## EXERCISE:
Copy all records verbatim.

━━ RECORDS TO USE

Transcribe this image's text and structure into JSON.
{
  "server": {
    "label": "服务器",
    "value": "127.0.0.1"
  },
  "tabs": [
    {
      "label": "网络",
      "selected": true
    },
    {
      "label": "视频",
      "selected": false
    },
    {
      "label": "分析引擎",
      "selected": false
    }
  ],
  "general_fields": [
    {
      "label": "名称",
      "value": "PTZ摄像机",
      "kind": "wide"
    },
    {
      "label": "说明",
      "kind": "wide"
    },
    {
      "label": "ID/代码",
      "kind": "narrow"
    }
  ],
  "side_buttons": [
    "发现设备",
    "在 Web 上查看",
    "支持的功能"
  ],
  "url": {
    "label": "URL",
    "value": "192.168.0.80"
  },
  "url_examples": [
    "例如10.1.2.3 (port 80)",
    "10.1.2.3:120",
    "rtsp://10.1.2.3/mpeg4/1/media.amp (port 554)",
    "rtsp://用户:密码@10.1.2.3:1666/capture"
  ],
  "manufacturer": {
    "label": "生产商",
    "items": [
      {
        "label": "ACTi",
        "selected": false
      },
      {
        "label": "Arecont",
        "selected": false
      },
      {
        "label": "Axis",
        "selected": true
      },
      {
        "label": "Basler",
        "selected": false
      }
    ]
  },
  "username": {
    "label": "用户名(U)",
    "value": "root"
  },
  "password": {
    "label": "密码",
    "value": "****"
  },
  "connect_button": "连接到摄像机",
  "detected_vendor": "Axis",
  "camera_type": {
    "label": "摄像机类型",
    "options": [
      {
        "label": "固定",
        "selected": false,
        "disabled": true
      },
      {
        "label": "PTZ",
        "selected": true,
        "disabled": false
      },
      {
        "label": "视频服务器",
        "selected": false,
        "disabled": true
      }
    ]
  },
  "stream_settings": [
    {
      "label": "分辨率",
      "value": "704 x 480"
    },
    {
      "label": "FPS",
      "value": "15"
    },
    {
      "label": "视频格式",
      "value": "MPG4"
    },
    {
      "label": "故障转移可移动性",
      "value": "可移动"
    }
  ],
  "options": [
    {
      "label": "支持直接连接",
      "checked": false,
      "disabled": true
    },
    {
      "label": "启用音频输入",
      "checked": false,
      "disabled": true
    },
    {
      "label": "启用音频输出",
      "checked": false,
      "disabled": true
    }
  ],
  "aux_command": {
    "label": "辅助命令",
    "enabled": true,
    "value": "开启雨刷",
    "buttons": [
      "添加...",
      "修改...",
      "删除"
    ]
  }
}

━━━━

## SOLUTION:
Transcribe this image's text and structure into JSON.
{
  "server": {
    "label": "服务器",
    "value": "127.0.0.1"
  },
  "tabs": [
    {
      "label": "网络",
      "selected": true
    },
    {
      "label": "视频",
      "selected": false
    },
    {
      "label": "分析引擎",
      "selected": false
    }
  ],
  "general_fields": [
    {
      "label": "名称",
      "value": "PTZ摄像机",
      "kind": "wide"
    },
    {
      "label": "说明",
      "kind": "wide"
    },
    {
      "label": "ID/代码",
      "kind": "narrow"
    }
  ],
  "side_buttons": [
    "发现设备",
    "在 Web 上查看",
    "支持的功能"
  ],
  "url": {
    "label": "URL",
    "value": "192.168.0.80"
  },
  "url_examples": [
    "例如10.1.2.3 (port 80)",
    "10.1.2.3:120",
    "rtsp://10.1.2.3/mpeg4/1/media.amp (port 554)",
    "rtsp://用户:密码@10.1.2.3:1666/capture"
  ],
  "manufacturer": {
    "label": "生产商",
    "items": [
      {
        "label": "ACTi",
        "selected": false
      },
      {
        "label": "Arecont",
        "selected": false
      },
      {
        "label": "Axis",
        "selected": true
      },
      {
        "label": "Basler",
        "selected": false
      }
    ]
  },
  "username": {
    "label": "用户名(U)",
    "value": "root"
  },
  "password": {
    "label": "密码",
    "value": "****"
  },
  "connect_button": "连接到摄像机",
  "detected_vendor": "Axis",
  "camera_type": {
    "label": "摄像机类型",
    "options": [
      {
        "label": "固定",
        "selected": false,
        "disabled": true
      },
      {
        "label": "PTZ",
        "selected": true,
        "disabled": false
      },
      {
        "label": "视频服务器",
        "selected": false,
        "disabled": true
      }
    ]
  },
  "stream_settings": [
    {
      "label": "分辨率",
      "value": "704 x 480"
    },
    {
      "label": "FPS",
      "value": "15"
    },
    {
      "label": "视频格式",
      "value": "MPG4"
    },
    {
      "label": "故障转移可移动性",
      "value": "可移动"
    }
  ],
  "options": [
    {
      "label": "支持直接连接",
      "checked": false,
      "disabled": true
    },
    {
      "label": "启用音频输入",
      "checked": false,
      "disabled": true
    },
    {
      "label": "启用音频输出",
      "checked": false,
      "disabled": true
    }
  ],
  "aux_command": {
    "label": "辅助命令",
    "enabled": true,
    "value": "开启雨刷",
    "buttons": [
      "添加...",
      "修改...",
      "删除"
    ]
  }
}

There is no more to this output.